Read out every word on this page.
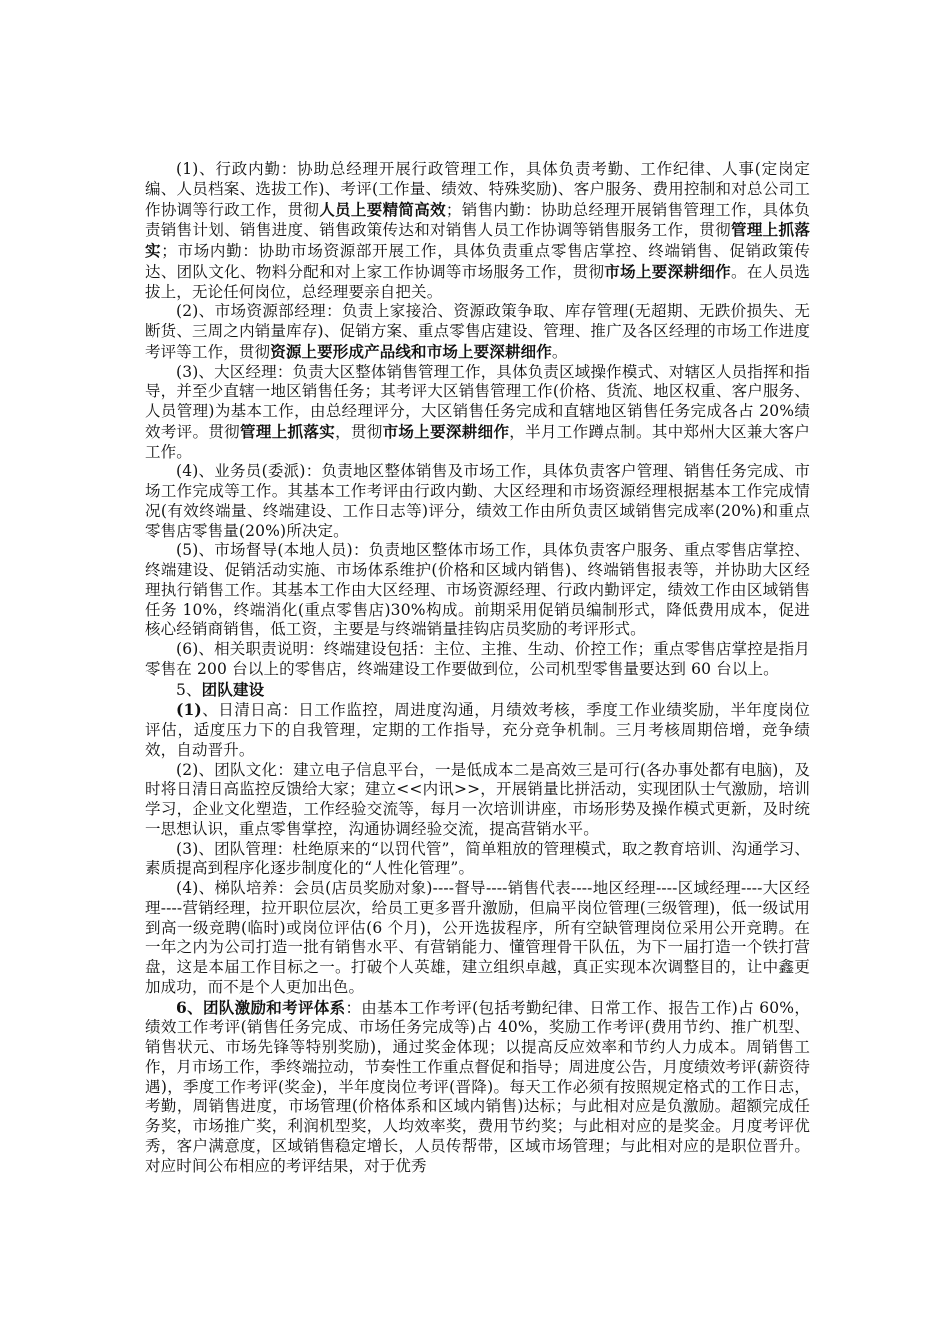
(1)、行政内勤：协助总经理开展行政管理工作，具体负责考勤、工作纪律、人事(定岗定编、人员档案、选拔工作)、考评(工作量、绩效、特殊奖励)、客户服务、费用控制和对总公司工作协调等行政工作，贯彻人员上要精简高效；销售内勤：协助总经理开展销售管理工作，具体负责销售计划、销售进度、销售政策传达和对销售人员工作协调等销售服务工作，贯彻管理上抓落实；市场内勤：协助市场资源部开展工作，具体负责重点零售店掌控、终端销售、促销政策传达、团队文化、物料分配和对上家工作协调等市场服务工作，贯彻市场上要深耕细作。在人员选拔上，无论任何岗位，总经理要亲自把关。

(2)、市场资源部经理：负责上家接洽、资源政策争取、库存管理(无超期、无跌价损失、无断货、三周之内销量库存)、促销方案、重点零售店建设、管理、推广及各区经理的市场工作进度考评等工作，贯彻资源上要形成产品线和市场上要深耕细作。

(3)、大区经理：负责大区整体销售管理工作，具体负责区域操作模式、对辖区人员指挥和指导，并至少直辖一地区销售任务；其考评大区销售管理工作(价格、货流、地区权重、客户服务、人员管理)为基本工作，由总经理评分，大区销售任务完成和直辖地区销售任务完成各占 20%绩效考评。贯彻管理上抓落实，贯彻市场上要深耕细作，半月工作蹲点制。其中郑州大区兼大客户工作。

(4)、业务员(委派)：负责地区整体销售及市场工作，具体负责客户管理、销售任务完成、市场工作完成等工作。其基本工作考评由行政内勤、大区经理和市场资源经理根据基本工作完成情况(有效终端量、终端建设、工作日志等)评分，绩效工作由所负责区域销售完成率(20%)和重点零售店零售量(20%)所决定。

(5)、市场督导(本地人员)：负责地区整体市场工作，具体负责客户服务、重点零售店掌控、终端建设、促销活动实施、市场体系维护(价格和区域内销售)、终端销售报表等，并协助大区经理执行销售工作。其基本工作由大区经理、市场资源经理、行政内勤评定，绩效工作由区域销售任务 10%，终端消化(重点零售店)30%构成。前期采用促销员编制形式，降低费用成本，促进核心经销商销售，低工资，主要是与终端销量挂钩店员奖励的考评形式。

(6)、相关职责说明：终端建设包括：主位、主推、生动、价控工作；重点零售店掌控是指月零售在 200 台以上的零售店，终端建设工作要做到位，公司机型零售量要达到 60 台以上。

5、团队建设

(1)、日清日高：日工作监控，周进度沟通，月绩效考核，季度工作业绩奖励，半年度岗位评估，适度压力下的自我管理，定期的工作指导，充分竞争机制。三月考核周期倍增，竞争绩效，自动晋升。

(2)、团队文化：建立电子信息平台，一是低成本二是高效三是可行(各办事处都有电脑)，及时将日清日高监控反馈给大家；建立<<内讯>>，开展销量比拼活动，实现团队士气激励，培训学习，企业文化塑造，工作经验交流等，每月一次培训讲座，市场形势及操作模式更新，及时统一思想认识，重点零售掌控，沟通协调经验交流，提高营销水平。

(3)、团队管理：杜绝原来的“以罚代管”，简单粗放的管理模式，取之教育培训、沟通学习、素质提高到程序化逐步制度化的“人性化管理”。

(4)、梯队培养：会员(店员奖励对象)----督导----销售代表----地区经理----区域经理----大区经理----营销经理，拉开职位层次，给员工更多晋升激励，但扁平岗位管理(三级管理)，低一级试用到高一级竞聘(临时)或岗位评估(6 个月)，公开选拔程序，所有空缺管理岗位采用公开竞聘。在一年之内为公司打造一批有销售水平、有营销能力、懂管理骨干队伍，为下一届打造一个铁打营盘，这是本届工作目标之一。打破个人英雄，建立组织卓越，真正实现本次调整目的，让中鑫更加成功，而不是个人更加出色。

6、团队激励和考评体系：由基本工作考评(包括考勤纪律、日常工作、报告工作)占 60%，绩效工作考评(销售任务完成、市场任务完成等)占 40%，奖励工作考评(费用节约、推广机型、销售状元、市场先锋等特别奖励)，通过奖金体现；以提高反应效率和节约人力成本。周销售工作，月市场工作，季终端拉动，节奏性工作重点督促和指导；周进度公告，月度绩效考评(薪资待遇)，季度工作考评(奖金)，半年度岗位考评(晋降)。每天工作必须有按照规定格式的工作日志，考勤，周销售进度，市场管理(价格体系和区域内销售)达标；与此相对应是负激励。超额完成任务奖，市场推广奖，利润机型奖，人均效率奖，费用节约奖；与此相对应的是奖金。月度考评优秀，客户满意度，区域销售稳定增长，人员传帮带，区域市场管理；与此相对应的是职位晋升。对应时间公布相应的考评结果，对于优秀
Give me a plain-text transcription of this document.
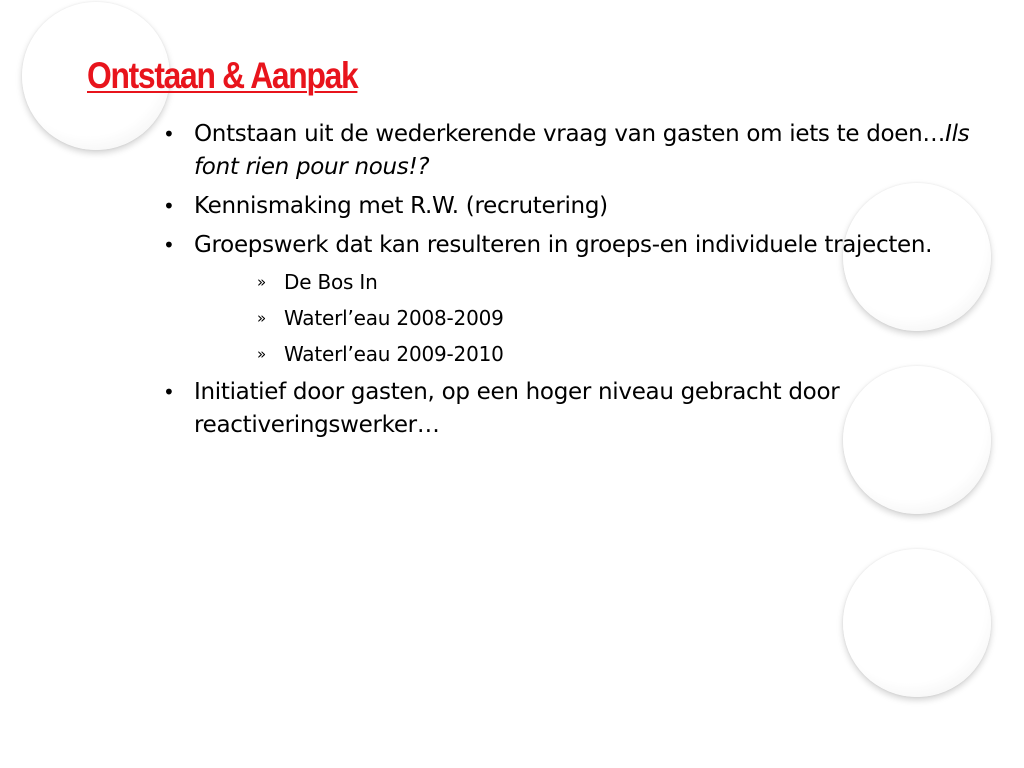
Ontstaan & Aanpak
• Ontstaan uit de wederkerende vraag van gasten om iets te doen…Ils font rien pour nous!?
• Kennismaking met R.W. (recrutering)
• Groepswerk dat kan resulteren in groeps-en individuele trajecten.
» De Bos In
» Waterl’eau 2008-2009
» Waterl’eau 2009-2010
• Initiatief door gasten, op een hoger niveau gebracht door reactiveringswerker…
+===+
- TASK TO COMPLETE -
Pick out, from the lines above, every one that contains the string "Ontstaan".

- ANSWER TO THE EXERCISE -
Ontstaan & Aanpak
• Ontstaan uit de wederkerende vraag van gasten om iets te doen…Ils font rien pour nous!?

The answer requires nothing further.